## DESCRIPTION OF THE TASK
Can all of these lines be returned exactly?

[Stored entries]
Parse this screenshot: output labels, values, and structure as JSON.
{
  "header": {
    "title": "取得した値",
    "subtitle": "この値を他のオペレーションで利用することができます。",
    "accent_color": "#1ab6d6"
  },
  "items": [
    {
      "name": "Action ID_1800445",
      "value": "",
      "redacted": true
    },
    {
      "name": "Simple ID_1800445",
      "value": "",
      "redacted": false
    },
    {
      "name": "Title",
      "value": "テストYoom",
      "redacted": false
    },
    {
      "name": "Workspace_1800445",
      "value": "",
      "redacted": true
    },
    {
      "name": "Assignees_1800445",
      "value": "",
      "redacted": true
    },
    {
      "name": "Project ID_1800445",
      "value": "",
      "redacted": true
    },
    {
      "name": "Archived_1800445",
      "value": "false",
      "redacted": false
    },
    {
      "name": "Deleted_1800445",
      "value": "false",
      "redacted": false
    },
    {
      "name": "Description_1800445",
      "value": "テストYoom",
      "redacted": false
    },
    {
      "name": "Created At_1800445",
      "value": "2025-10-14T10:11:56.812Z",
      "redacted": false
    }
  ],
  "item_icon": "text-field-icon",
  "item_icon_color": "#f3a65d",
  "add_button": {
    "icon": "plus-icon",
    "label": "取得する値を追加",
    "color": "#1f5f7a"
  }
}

## EXERCISE RESPONSE
Parse this screenshot: output labels, values, and structure as JSON.
{
  "header": {
    "title": "取得した値",
    "subtitle": "この値を他のオペレーションで利用することができます。",
    "accent_color": "#1ab6d6"
  },
  "items": [
    {
      "name": "Action ID_1800445",
      "value": "",
      "redacted": true
    },
    {
      "name": "Simple ID_1800445",
      "value": "",
      "redacted": false
    },
    {
      "name": "Title",
      "value": "テストYoom",
      "redacted": false
    },
    {
      "name": "Workspace_1800445",
      "value": "",
      "redacted": true
    },
    {
      "name": "Assignees_1800445",
      "value": "",
      "redacted": true
    },
    {
      "name": "Project ID_1800445",
      "value": "",
      "redacted": true
    },
    {
      "name": "Archived_1800445",
      "value": "false",
      "redacted": false
    },
    {
      "name": "Deleted_1800445",
      "value": "false",
      "redacted": false
    },
    {
      "name": "Description_1800445",
      "value": "テストYoom",
      "redacted": false
    },
    {
      "name": "Created At_1800445",
      "value": "2025-10-14T10:11:56.812Z",
      "redacted": false
    }
  ],
  "item_icon": "text-field-icon",
  "item_icon_color": "#f3a65d",
  "add_button": {
    "icon": "plus-icon",
    "label": "取得する値を追加",
    "color": "#1f5f7a"
  }
}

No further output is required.